--- START ---

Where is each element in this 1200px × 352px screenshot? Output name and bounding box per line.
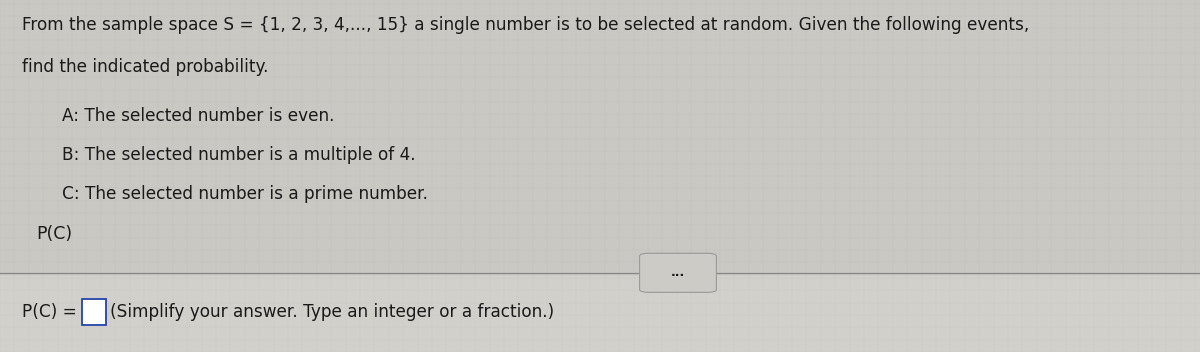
FancyBboxPatch shape <box>0 0 1200 275</box>
Text: B: The selected number is a multiple of 4.: B: The selected number is a multiple of … <box>62 146 416 164</box>
Text: (Simplify your answer. Type an integer or a fraction.): (Simplify your answer. Type an integer o… <box>110 302 554 321</box>
Text: ...: ... <box>671 266 685 279</box>
Text: A: The selected number is even.: A: The selected number is even. <box>62 107 335 125</box>
Text: P(C): P(C) <box>36 225 72 243</box>
Text: From the sample space S = {1, 2, 3, 4,..., 15} a single number is to be selected: From the sample space S = {1, 2, 3, 4,..… <box>22 16 1028 34</box>
FancyBboxPatch shape <box>82 299 106 325</box>
FancyBboxPatch shape <box>640 253 716 292</box>
Text: C: The selected number is a prime number.: C: The selected number is a prime number… <box>62 185 428 203</box>
Text: find the indicated probability.: find the indicated probability. <box>22 58 268 76</box>
Text: P(C) =: P(C) = <box>22 302 77 321</box>
FancyBboxPatch shape <box>0 275 1200 352</box>
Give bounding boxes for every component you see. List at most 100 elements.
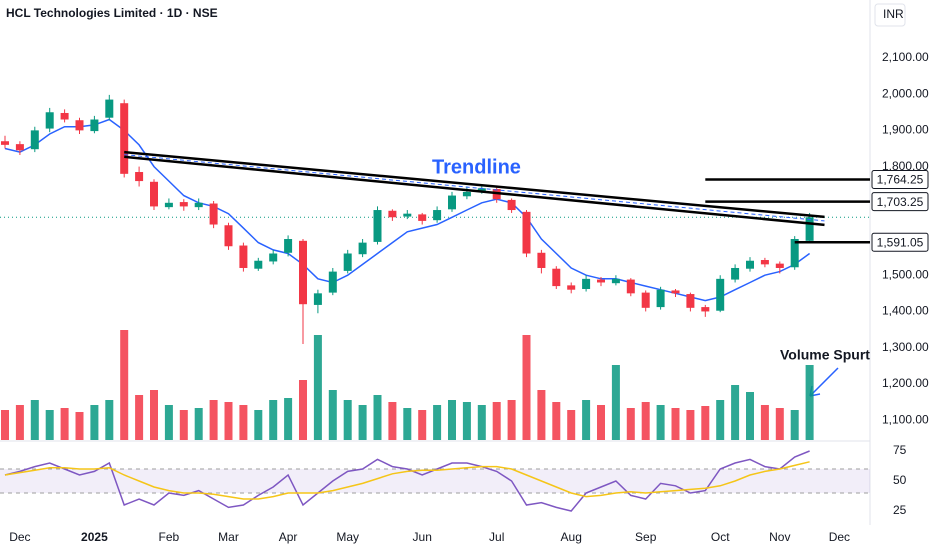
candle-body bbox=[284, 239, 293, 253]
candle-body bbox=[671, 290, 680, 294]
candle-body bbox=[701, 307, 710, 312]
volume-bar bbox=[433, 405, 442, 440]
candle-body bbox=[45, 112, 54, 129]
volume-bar bbox=[299, 380, 307, 440]
candle-body bbox=[775, 263, 784, 268]
volume-bar bbox=[150, 390, 158, 440]
volume-bar bbox=[209, 400, 218, 440]
currency-box bbox=[874, 3, 906, 27]
candle-body bbox=[343, 253, 352, 271]
volume-bar bbox=[462, 402, 471, 440]
volume-bar bbox=[254, 410, 263, 440]
volume-bar bbox=[567, 410, 576, 440]
candle-body bbox=[90, 119, 99, 132]
level-label-box bbox=[871, 192, 929, 212]
volume-bar bbox=[611, 365, 620, 440]
volume-bar bbox=[597, 405, 605, 440]
volume-bar bbox=[582, 400, 591, 440]
level-label-box bbox=[871, 170, 929, 190]
candle-body bbox=[522, 211, 531, 254]
candle-body bbox=[641, 292, 650, 308]
candle-body bbox=[135, 172, 144, 182]
rsi-line bbox=[4, 450, 810, 512]
rsi-tick-label: 25 bbox=[893, 503, 907, 517]
candle-body bbox=[388, 210, 397, 218]
x-tick-label: Sep bbox=[635, 530, 657, 544]
candle-body bbox=[462, 191, 471, 197]
layout bbox=[0, 0, 906, 525]
candle-body bbox=[567, 285, 576, 290]
x-tick-label: Aug bbox=[561, 530, 582, 544]
volume-bar bbox=[269, 400, 278, 440]
volume-bar bbox=[120, 330, 129, 440]
candle-body bbox=[746, 260, 754, 269]
y-tick-label: 1,800.00 bbox=[882, 159, 929, 173]
candle-body bbox=[60, 112, 69, 120]
volume-bar bbox=[284, 398, 293, 440]
volume-bar bbox=[343, 400, 352, 440]
volume-bar bbox=[448, 400, 456, 440]
volume-bar bbox=[403, 408, 412, 440]
volume-bar bbox=[373, 395, 382, 440]
candle-body bbox=[209, 203, 218, 225]
y-tick-label: 1,900.00 bbox=[882, 123, 929, 137]
x-tick-label: Apr bbox=[279, 530, 298, 544]
volume-bar bbox=[805, 365, 814, 440]
candle-body bbox=[30, 130, 39, 150]
volume-bar bbox=[1, 410, 9, 440]
volume-bar bbox=[507, 400, 516, 440]
volume-annotation: Volume Spurt bbox=[780, 347, 870, 363]
candle-body bbox=[328, 271, 337, 293]
candle-body bbox=[731, 267, 740, 280]
candle-body bbox=[269, 253, 278, 262]
x-tick-label: Jun bbox=[413, 530, 432, 544]
volume-bar bbox=[656, 405, 665, 440]
candle-body bbox=[477, 188, 486, 192]
volume-bar bbox=[30, 400, 39, 440]
volume-bar bbox=[179, 410, 188, 440]
candle-body bbox=[194, 202, 203, 208]
x-tick-label: Oct bbox=[711, 530, 730, 544]
x-tick-label: Jul bbox=[489, 530, 504, 544]
volume-bar bbox=[164, 405, 173, 440]
y-tick-label: 1,200.00 bbox=[882, 376, 929, 390]
candle-body bbox=[15, 144, 24, 151]
rsi-tick-label: 50 bbox=[893, 473, 907, 487]
volume-bar bbox=[194, 408, 203, 440]
volume-bar bbox=[537, 390, 546, 440]
volume-bar bbox=[75, 412, 84, 440]
candle-body bbox=[164, 202, 173, 208]
trendline bbox=[124, 155, 825, 227]
volume-bar bbox=[313, 335, 322, 440]
chart-title: HCL Technologies Limited · 1D · NSE bbox=[6, 6, 218, 20]
candle-body bbox=[611, 278, 620, 284]
volume-bar bbox=[746, 392, 754, 440]
volume-bar bbox=[477, 405, 486, 440]
volume-bar bbox=[760, 405, 769, 440]
volume-bar bbox=[105, 400, 114, 440]
volume-bar bbox=[775, 408, 784, 440]
candle-body bbox=[373, 210, 382, 242]
volume-bar bbox=[671, 408, 680, 440]
annotation-arrow bbox=[809, 367, 839, 397]
candle-body bbox=[805, 217, 814, 241]
x-tick-label: Nov bbox=[769, 530, 790, 544]
x-tick-label: May bbox=[336, 530, 359, 544]
candle-body bbox=[790, 239, 799, 268]
y-tick-label: 1,300.00 bbox=[882, 340, 929, 354]
candle-body bbox=[686, 294, 695, 308]
candle-body bbox=[418, 214, 427, 221]
volume-bar bbox=[15, 405, 24, 440]
volume-bar bbox=[60, 408, 69, 440]
candle-body bbox=[760, 260, 769, 265]
volume-bar bbox=[716, 400, 725, 440]
candle-body bbox=[448, 195, 456, 210]
x-tick-label: Dec bbox=[829, 530, 850, 544]
volume-bar bbox=[45, 410, 54, 440]
level-label: 1,591.05 bbox=[877, 235, 924, 249]
rsi-band bbox=[0, 468, 870, 493]
candle-body bbox=[254, 260, 263, 269]
volume-bar bbox=[731, 385, 740, 440]
volume-bar bbox=[552, 402, 561, 440]
volume-bar bbox=[328, 390, 337, 440]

--- END ---

[Task requirements] Reproduce all the entries above word for word, omitting the pictures.

[Written answer]
Where is each element in this 1200px × 352px screenshot? Output name and bounding box per line.
FancyBboxPatch shape <box>0 0 1200 275</box>
Text: B: The selected number is a multiple of 4.: B: The selected number is a multiple of … <box>62 146 416 164</box>
Text: (Simplify your answer. Type an integer or a fraction.): (Simplify your answer. Type an integer o… <box>110 302 554 321</box>
Text: ...: ... <box>671 266 685 279</box>
Text: A: The selected number is even.: A: The selected number is even. <box>62 107 335 125</box>
Text: P(C): P(C) <box>36 225 72 243</box>
Text: From the sample space S = {1, 2, 3, 4,..., 15} a single number is to be selected: From the sample space S = {1, 2, 3, 4,..… <box>22 16 1028 34</box>
FancyBboxPatch shape <box>82 299 106 325</box>
FancyBboxPatch shape <box>640 253 716 292</box>
Text: C: The selected number is a prime number.: C: The selected number is a prime number… <box>62 185 428 203</box>
Text: find the indicated probability.: find the indicated probability. <box>22 58 268 76</box>
Text: P(C) =: P(C) = <box>22 302 77 321</box>
FancyBboxPatch shape <box>0 275 1200 352</box>
Give bounding boxes for every component you see. List at most 100 elements.
candle-body bbox=[284, 239, 293, 253]
candle-body bbox=[671, 290, 680, 294]
candle-body bbox=[701, 307, 710, 312]
volume-bar bbox=[433, 405, 442, 440]
candle-body bbox=[45, 112, 54, 129]
volume-bar bbox=[299, 380, 307, 440]
candle-body bbox=[775, 263, 784, 268]
volume-bar bbox=[150, 390, 158, 440]
volume-bar bbox=[209, 400, 218, 440]
currency-box bbox=[874, 3, 906, 27]
candle-body bbox=[343, 253, 352, 271]
volume-bar bbox=[462, 402, 471, 440]
volume-bar bbox=[254, 410, 263, 440]
volume-bar bbox=[567, 410, 576, 440]
candle-body bbox=[90, 119, 99, 132]
level-label-box bbox=[871, 192, 929, 212]
volume-bar bbox=[611, 365, 620, 440]
volume-bar bbox=[597, 405, 605, 440]
volume-bar bbox=[582, 400, 591, 440]
level-label-box bbox=[871, 170, 929, 190]
candle-body bbox=[522, 211, 531, 254]
candle-body bbox=[641, 292, 650, 308]
candle-body bbox=[135, 172, 144, 182]
rsi-line bbox=[4, 450, 810, 512]
rsi-tick-label: 25 bbox=[893, 503, 907, 517]
candle-body bbox=[388, 210, 397, 218]
x-tick-label: Sep bbox=[635, 530, 657, 544]
candle-body bbox=[462, 191, 471, 197]
layout bbox=[0, 0, 906, 525]
candle-body bbox=[567, 285, 576, 290]
x-tick-label: Aug bbox=[561, 530, 582, 544]
volume-bar bbox=[269, 400, 278, 440]
volume-bar bbox=[120, 330, 129, 440]
candle-body bbox=[746, 260, 754, 269]
y-tick-label: 1,800.00 bbox=[882, 159, 929, 173]
candle-body bbox=[60, 112, 69, 120]
volume-bar bbox=[284, 398, 293, 440]
volume-bar bbox=[343, 400, 352, 440]
volume-bar bbox=[448, 400, 456, 440]
volume-bar bbox=[403, 408, 412, 440]
volume-bar bbox=[373, 395, 382, 440]
candle-body bbox=[209, 203, 218, 225]
y-tick-label: 1,900.00 bbox=[882, 123, 929, 137]
x-tick-label: Apr bbox=[279, 530, 298, 544]
volume-bar bbox=[805, 365, 814, 440]
candle-body bbox=[30, 130, 39, 150]
volume-bar bbox=[1, 410, 9, 440]
volume-bar bbox=[507, 400, 516, 440]
volume-annotation: Volume Spurt bbox=[780, 347, 870, 363]
candle-body bbox=[328, 271, 337, 293]
candle-body bbox=[731, 267, 740, 280]
candle-body bbox=[269, 253, 278, 262]
x-tick-label: Jun bbox=[413, 530, 432, 544]
volume-bar bbox=[656, 405, 665, 440]
candle-body bbox=[477, 188, 486, 192]
volume-bar bbox=[30, 400, 39, 440]
volume-bar bbox=[179, 410, 188, 440]
candle-body bbox=[194, 202, 203, 208]
x-tick-label: Oct bbox=[711, 530, 730, 544]
x-tick-label: Jul bbox=[489, 530, 504, 544]
volume-bar bbox=[164, 405, 173, 440]
y-tick-label: 1,200.00 bbox=[882, 376, 929, 390]
candle-body bbox=[15, 144, 24, 151]
rsi-tick-label: 50 bbox=[893, 473, 907, 487]
volume-bar bbox=[194, 408, 203, 440]
volume-bar bbox=[537, 390, 546, 440]
volume-bar bbox=[75, 412, 84, 440]
candle-body bbox=[164, 202, 173, 208]
trendline bbox=[124, 155, 825, 227]
volume-bar bbox=[313, 335, 322, 440]
chart-title: HCL Technologies Limited · 1D · NSE bbox=[6, 6, 218, 20]
candle-body bbox=[611, 278, 620, 284]
volume-bar bbox=[746, 392, 754, 440]
volume-bar bbox=[477, 405, 486, 440]
volume-bar bbox=[760, 405, 769, 440]
volume-bar bbox=[105, 400, 114, 440]
volume-bar bbox=[775, 408, 784, 440]
candle-body bbox=[373, 210, 382, 242]
volume-bar bbox=[671, 408, 680, 440]
annotation-arrow bbox=[809, 367, 839, 397]
candle-body bbox=[805, 217, 814, 241]
x-tick-label: Nov bbox=[769, 530, 790, 544]
x-tick-label: May bbox=[336, 530, 359, 544]
candle-body bbox=[790, 239, 799, 268]
y-tick-label: 1,300.00 bbox=[882, 340, 929, 354]
candle-body bbox=[686, 294, 695, 308]
candle-body bbox=[418, 214, 427, 221]
volume-bar bbox=[15, 405, 24, 440]
volume-bar bbox=[60, 408, 69, 440]
candle-body bbox=[760, 260, 769, 265]
volume-bar bbox=[716, 400, 725, 440]
candle-body bbox=[448, 195, 456, 210]
x-tick-label: Dec bbox=[829, 530, 850, 544]
volume-bar bbox=[45, 410, 54, 440]
level-label: 1,591.05 bbox=[877, 235, 924, 249]
rsi-band bbox=[0, 468, 870, 493]
candle-body bbox=[254, 260, 263, 269]
volume-bar bbox=[731, 385, 740, 440]
volume-bar bbox=[552, 402, 561, 440]
volume-bar bbox=[328, 390, 337, 440]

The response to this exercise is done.